Stored records
------------------------------------------------------------

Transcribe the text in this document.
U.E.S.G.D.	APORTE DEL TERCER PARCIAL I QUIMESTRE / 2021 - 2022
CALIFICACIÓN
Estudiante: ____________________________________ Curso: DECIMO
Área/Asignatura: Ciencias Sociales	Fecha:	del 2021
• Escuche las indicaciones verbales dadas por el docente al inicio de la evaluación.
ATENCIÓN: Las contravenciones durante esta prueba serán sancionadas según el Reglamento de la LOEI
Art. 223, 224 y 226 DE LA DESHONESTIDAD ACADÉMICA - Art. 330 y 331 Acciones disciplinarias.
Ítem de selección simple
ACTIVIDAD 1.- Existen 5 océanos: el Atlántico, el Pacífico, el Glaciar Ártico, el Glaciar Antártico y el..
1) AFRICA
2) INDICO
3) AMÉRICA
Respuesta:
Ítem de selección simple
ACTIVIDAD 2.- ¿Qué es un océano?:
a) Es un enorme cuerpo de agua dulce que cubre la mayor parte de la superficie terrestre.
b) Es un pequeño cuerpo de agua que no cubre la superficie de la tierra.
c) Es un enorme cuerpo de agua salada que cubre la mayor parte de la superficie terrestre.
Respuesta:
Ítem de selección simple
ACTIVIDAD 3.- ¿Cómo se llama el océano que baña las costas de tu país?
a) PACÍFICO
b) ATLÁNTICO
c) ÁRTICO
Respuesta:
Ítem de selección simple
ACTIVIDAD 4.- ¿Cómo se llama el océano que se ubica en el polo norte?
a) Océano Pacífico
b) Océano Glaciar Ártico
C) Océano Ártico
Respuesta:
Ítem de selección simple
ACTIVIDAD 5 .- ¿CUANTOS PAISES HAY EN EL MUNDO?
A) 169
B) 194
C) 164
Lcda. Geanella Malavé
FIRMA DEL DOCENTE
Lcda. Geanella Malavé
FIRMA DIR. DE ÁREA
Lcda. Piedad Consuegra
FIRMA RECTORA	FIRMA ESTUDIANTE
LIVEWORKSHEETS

------------------------------------------------------------

> STATED PROBLEM
Please reproduce the entire listing, exactly as shown.

> THE SOLUTION
Transcribe the text in this document.
U.E.S.G.D.	APORTE DEL TERCER PARCIAL I QUIMESTRE / 2021 - 2022
CALIFICACIÓN
Estudiante: ____________________________________ Curso: DECIMO
Área/Asignatura: Ciencias Sociales	Fecha:	del 2021
• Escuche las indicaciones verbales dadas por el docente al inicio de la evaluación.
ATENCIÓN: Las contravenciones durante esta prueba serán sancionadas según el Reglamento de la LOEI
Art. 223, 224 y 226 DE LA DESHONESTIDAD ACADÉMICA - Art. 330 y 331 Acciones disciplinarias.
Ítem de selección simple
ACTIVIDAD 1.- Existen 5 océanos: el Atlántico, el Pacífico, el Glaciar Ártico, el Glaciar Antártico y el..
1) AFRICA
2) INDICO
3) AMÉRICA
Respuesta:
Ítem de selección simple
ACTIVIDAD 2.- ¿Qué es un océano?:
a) Es un enorme cuerpo de agua dulce que cubre la mayor parte de la superficie terrestre.
b) Es un pequeño cuerpo de agua que no cubre la superficie de la tierra.
c) Es un enorme cuerpo de agua salada que cubre la mayor parte de la superficie terrestre.
Respuesta:
Ítem de selección simple
ACTIVIDAD 3.- ¿Cómo se llama el océano que baña las costas de tu país?
a) PACÍFICO
b) ATLÁNTICO
c) ÁRTICO
Respuesta:
Ítem de selección simple
ACTIVIDAD 4.- ¿Cómo se llama el océano que se ubica en el polo norte?
a) Océano Pacífico
b) Océano Glaciar Ártico
C) Océano Ártico
Respuesta:
Ítem de selección simple
ACTIVIDAD 5 .- ¿CUANTOS PAISES HAY EN EL MUNDO?
A) 169
B) 194
C) 164
Lcda. Geanella Malavé
FIRMA DEL DOCENTE
Lcda. Geanella Malavé
FIRMA DIR. DE ÁREA
Lcda. Piedad Consuegra
FIRMA RECTORA	FIRMA ESTUDIANTE
LIVEWORKSHEETS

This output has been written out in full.